Text passage:
## begin

Get used to images like these and headlines like these. Baron Von Schitsinpants got elected to go back to Washington. And while MAGA may see him as a combination Moses/Superman/Rock Star and who knows what all, the rest of the world sees a fat man with a ridiculous combover, an ugly mouth and no brains. This video that you’re about to see is from the Notre Dame excursion, I believe. I just don’t know what part of it. The “official” photos that I saw had Trump flanked by the Macrons. Maybe they fled at some point. Who knows? It is interesting that Melania chose to stay home rather than attend an historical time in French history. But then again, I don’t think culture and history are her things. And she would be stuck with her husband and that’s got to be a total drag.

The tweet ends, “angst/anger will become perhaps the most condemnatory of all his serial transgressions. Poo will be flung and often, and the nation will remain covered for generations.” Oh, the poo will fly. No monkey cage will have anything on Trump once he’s back in office and he meets any kind of resistance — which since half the country is against him, he will meet. That’s an absolute certainty. And yes, he’s got henchmen all around him who will bend what they can of the rule of law and shred the rest, but that will be met with resistance, too.

## end

Dataset excerpts:
## begin

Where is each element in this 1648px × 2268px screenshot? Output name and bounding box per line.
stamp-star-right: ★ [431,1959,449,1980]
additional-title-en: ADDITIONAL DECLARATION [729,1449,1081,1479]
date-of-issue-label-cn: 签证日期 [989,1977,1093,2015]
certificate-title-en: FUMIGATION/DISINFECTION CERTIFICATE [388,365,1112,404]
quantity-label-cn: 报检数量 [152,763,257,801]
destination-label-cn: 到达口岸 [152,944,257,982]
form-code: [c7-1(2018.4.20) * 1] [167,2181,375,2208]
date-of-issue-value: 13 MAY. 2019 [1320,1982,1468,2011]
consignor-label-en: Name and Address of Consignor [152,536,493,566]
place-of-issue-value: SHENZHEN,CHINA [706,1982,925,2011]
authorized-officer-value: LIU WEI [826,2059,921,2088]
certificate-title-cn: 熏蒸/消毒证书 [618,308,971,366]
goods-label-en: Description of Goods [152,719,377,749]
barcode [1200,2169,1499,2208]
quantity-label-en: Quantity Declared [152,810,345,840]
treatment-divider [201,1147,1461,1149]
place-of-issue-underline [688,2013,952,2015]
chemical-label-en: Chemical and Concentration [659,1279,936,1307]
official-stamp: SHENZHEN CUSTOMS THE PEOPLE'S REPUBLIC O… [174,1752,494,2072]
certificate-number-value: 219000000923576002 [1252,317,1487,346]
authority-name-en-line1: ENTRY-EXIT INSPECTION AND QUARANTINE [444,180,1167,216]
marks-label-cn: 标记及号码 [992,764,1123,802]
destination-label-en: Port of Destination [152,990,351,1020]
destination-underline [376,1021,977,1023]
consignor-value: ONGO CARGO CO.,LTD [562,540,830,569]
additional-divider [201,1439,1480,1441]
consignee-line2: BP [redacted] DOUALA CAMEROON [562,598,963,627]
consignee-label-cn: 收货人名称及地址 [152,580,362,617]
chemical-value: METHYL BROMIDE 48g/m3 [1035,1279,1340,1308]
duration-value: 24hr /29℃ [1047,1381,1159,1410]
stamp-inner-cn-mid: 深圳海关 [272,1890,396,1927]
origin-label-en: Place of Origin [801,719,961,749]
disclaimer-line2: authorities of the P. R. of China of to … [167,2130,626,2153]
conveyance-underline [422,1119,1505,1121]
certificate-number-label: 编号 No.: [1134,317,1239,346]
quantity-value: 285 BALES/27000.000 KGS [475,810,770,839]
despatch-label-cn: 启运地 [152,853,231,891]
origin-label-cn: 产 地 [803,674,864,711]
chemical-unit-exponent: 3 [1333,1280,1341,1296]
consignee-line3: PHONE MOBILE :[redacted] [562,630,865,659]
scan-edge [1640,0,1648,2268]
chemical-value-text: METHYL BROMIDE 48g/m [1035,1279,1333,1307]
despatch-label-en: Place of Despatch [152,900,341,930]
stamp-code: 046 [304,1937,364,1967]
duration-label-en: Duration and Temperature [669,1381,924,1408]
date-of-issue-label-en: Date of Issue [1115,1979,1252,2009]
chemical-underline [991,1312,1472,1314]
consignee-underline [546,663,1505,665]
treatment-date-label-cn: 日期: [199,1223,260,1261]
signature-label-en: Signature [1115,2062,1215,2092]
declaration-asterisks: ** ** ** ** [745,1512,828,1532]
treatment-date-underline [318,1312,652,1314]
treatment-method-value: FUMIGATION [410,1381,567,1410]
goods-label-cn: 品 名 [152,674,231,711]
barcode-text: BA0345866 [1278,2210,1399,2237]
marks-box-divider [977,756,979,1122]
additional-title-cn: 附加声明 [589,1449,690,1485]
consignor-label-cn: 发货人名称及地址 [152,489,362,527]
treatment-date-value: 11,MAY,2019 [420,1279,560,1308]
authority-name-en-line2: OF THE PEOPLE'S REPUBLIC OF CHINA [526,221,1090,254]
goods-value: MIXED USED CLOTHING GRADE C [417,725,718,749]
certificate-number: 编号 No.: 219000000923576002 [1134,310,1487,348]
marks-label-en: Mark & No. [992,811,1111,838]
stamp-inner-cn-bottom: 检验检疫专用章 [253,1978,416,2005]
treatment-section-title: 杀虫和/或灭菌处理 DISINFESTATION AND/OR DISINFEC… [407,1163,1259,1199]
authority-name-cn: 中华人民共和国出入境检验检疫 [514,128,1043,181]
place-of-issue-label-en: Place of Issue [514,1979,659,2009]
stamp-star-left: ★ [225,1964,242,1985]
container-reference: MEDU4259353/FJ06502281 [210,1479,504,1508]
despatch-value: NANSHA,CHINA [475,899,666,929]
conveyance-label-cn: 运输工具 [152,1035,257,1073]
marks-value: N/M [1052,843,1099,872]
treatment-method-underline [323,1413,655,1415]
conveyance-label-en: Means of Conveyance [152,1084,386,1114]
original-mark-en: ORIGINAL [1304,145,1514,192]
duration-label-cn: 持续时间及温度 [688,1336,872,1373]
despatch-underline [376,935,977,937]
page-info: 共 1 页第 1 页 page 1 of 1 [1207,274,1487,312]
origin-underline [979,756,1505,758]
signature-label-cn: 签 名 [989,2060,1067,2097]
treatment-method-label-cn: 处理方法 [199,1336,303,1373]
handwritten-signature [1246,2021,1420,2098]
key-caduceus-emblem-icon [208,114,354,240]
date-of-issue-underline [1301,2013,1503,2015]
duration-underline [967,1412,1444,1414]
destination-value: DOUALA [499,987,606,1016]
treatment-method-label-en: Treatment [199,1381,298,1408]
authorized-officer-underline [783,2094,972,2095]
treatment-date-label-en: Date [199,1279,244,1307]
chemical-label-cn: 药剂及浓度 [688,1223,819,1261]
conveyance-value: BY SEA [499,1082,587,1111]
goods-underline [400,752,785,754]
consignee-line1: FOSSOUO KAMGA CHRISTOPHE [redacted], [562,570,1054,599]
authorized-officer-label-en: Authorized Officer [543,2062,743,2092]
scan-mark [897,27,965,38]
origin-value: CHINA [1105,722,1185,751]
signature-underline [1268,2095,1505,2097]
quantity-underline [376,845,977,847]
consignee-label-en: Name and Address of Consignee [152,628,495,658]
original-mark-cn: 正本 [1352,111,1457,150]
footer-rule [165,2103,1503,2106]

## end

Written exercise 1:
According to the passage about Trump, what did Melania choose to do instead of attending the event in France?
Written exercise 2:
Reproduce the rows word for word, from their first line through the line containing "date-of-issue-label-cn: 签证日期 [989,1977,1093,2015]", with both ends included.

Correct output 1:
She chose to stay home.

Correct output 2:
Where is each element in this 1648px × 2268px screenshot? Output name and bounding box per line.
stamp-star-right: ★ [431,1959,449,1980]
additional-title-en: ADDITIONAL DECLARATION [729,1449,1081,1479]
date-of-issue-label-cn: 签证日期 [989,1977,1093,2015]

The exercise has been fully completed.